GIVEN PASSAGE:
>> begin

His law clerks had the great privilege of observing him craft those opinions. Late in his writing process, when the justice was checking for accuracy and working out the final details, you’d find yourself standing behind him while his fingers worked the keyboard. What a remarkable thing it was to see those words appear on the screen! It was humbling, of course, because you knew that you just couldn’t do that. But most of all it was just a thrill to watch legal history unfold before your eyes.
The justice sought help and input, and objected mightily if he thought you were holding back criticism or suggestions. And while he certainly took the writing very seriously, he also had fun with it. I once questioned the correctness of some word choice he had made, and he turned to me, feigning great insult, and said, “You dare to question me, the master pedant, about a matter of pedantry? To the dictionary!” He pointed to his favorite dictionary on a stand in his office, and I shuffled sheepishly to it. I can still hear his laugh — that unforgettable laugh — when his inevitable vindication came.

>> end

STORED DATA:

>> begin

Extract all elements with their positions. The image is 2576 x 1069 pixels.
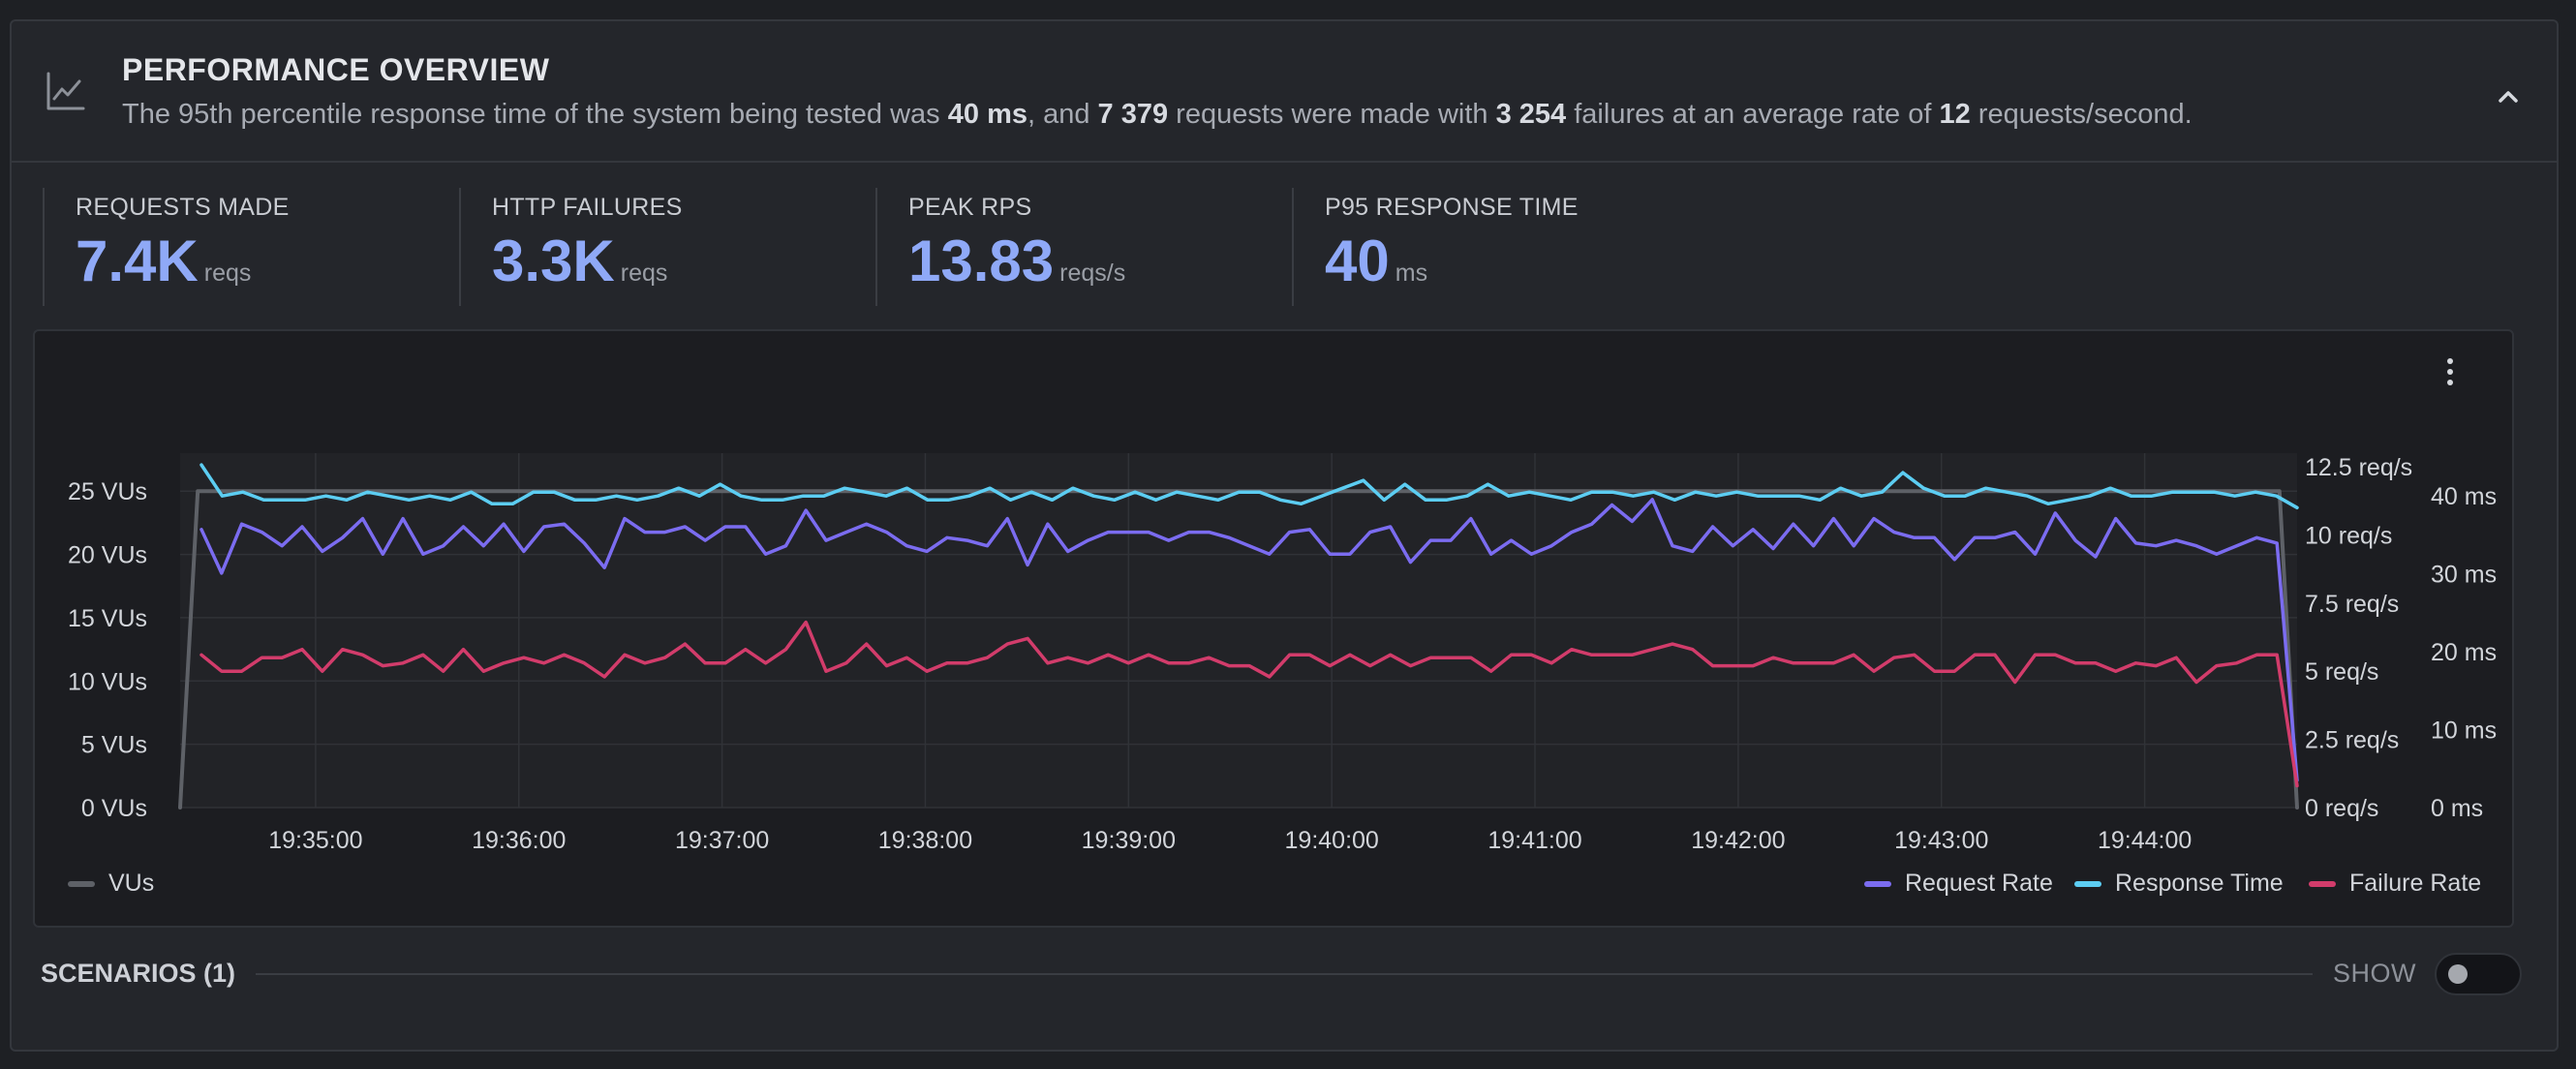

>> end

TASK REQUIREMENTS:
• A. Answer these questions using the passage on the justice's writing, one answer per line and marked the same way:
(i) What was the justice doing late in his writing process when his clerks stood behind him?
(ii) What did the justice object to mightily?
(iii) Where was the justice's favorite dictionary kept?
• B. Summarize the passage on the justice's writing in two sentences.

RESULTS IN ORDER:
• A.
(i) He was checking for accuracy and working out the final details.
(ii) He objected if he thought someone was holding back criticism or suggestions.
(iii) It was on a stand in his office.

• B. The justice's law clerks watched him type his opinions late in the writing process, which was humbling but above all a thrill. He sought criticism and took his writing seriously but also had fun with it, once playfully sending the writer to the dictionary over a questioned word choice and laughing when he was vindicated.